_Problem statement_
Write the data out again exactly, dropping any images it holds.

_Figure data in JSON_

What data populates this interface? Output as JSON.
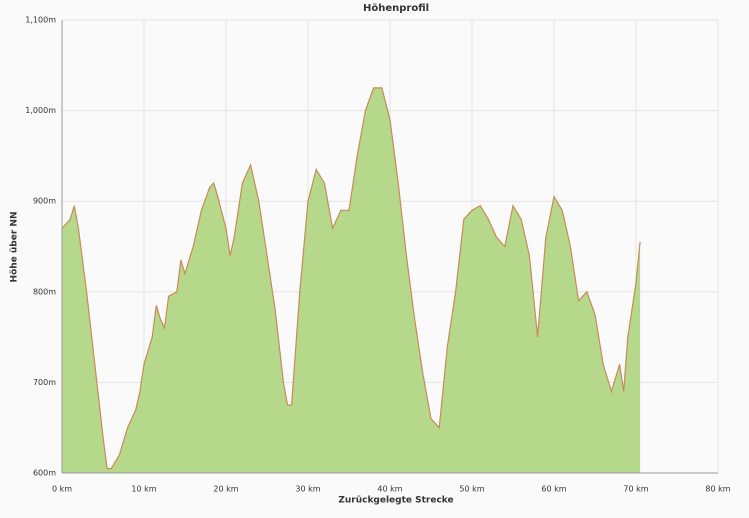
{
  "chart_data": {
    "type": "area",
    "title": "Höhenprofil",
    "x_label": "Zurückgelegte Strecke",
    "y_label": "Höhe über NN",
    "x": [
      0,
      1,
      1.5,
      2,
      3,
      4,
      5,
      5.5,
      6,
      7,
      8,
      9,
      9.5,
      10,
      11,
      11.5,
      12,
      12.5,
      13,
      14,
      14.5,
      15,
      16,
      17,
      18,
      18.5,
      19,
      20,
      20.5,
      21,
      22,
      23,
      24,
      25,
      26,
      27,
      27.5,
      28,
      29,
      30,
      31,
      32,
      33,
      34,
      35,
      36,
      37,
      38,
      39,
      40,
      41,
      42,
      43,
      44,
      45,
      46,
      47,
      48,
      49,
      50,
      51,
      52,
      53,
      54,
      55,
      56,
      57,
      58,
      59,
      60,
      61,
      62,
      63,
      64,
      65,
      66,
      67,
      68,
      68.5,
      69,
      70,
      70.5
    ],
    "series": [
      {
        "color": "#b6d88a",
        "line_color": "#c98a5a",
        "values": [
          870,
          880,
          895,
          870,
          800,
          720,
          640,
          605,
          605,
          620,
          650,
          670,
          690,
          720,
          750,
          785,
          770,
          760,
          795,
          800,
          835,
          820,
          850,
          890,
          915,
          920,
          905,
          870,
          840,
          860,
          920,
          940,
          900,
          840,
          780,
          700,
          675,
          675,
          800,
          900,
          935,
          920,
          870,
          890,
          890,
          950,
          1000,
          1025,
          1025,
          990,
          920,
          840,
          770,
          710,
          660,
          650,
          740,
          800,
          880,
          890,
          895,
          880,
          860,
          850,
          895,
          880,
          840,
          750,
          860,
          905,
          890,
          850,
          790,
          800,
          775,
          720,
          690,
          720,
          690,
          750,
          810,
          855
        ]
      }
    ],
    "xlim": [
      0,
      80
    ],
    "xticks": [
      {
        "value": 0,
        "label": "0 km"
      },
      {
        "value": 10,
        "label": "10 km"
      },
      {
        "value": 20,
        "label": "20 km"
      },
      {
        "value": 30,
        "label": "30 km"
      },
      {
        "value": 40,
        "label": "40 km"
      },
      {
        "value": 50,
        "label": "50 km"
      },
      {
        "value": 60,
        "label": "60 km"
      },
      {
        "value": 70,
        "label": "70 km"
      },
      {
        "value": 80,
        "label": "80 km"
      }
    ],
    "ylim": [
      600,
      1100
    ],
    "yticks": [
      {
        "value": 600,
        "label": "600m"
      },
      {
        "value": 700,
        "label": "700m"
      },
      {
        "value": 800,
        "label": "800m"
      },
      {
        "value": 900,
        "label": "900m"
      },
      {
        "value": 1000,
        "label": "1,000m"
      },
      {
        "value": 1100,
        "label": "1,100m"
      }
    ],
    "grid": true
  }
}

_Right answer_
What data populates this interface? Output as JSON.
{
  "chart_data": {
    "type": "area",
    "title": "Höhenprofil",
    "x_label": "Zurückgelegte Strecke",
    "y_label": "Höhe über NN",
    "x": [
      0,
      1,
      1.5,
      2,
      3,
      4,
      5,
      5.5,
      6,
      7,
      8,
      9,
      9.5,
      10,
      11,
      11.5,
      12,
      12.5,
      13,
      14,
      14.5,
      15,
      16,
      17,
      18,
      18.5,
      19,
      20,
      20.5,
      21,
      22,
      23,
      24,
      25,
      26,
      27,
      27.5,
      28,
      29,
      30,
      31,
      32,
      33,
      34,
      35,
      36,
      37,
      38,
      39,
      40,
      41,
      42,
      43,
      44,
      45,
      46,
      47,
      48,
      49,
      50,
      51,
      52,
      53,
      54,
      55,
      56,
      57,
      58,
      59,
      60,
      61,
      62,
      63,
      64,
      65,
      66,
      67,
      68,
      68.5,
      69,
      70,
      70.5
    ],
    "series": [
      {
        "color": "#b6d88a",
        "line_color": "#c98a5a",
        "values": [
          870,
          880,
          895,
          870,
          800,
          720,
          640,
          605,
          605,
          620,
          650,
          670,
          690,
          720,
          750,
          785,
          770,
          760,
          795,
          800,
          835,
          820,
          850,
          890,
          915,
          920,
          905,
          870,
          840,
          860,
          920,
          940,
          900,
          840,
          780,
          700,
          675,
          675,
          800,
          900,
          935,
          920,
          870,
          890,
          890,
          950,
          1000,
          1025,
          1025,
          990,
          920,
          840,
          770,
          710,
          660,
          650,
          740,
          800,
          880,
          890,
          895,
          880,
          860,
          850,
          895,
          880,
          840,
          750,
          860,
          905,
          890,
          850,
          790,
          800,
          775,
          720,
          690,
          720,
          690,
          750,
          810,
          855
        ]
      }
    ],
    "xlim": [
      0,
      80
    ],
    "xticks": [
      {
        "value": 0,
        "label": "0 km"
      },
      {
        "value": 10,
        "label": "10 km"
      },
      {
        "value": 20,
        "label": "20 km"
      },
      {
        "value": 30,
        "label": "30 km"
      },
      {
        "value": 40,
        "label": "40 km"
      },
      {
        "value": 50,
        "label": "50 km"
      },
      {
        "value": 60,
        "label": "60 km"
      },
      {
        "value": 70,
        "label": "70 km"
      },
      {
        "value": 80,
        "label": "80 km"
      }
    ],
    "ylim": [
      600,
      1100
    ],
    "yticks": [
      {
        "value": 600,
        "label": "600m"
      },
      {
        "value": 700,
        "label": "700m"
      },
      {
        "value": 800,
        "label": "800m"
      },
      {
        "value": 900,
        "label": "900m"
      },
      {
        "value": 1000,
        "label": "1,000m"
      },
      {
        "value": 1100,
        "label": "1,100m"
      }
    ],
    "grid": true
  }
}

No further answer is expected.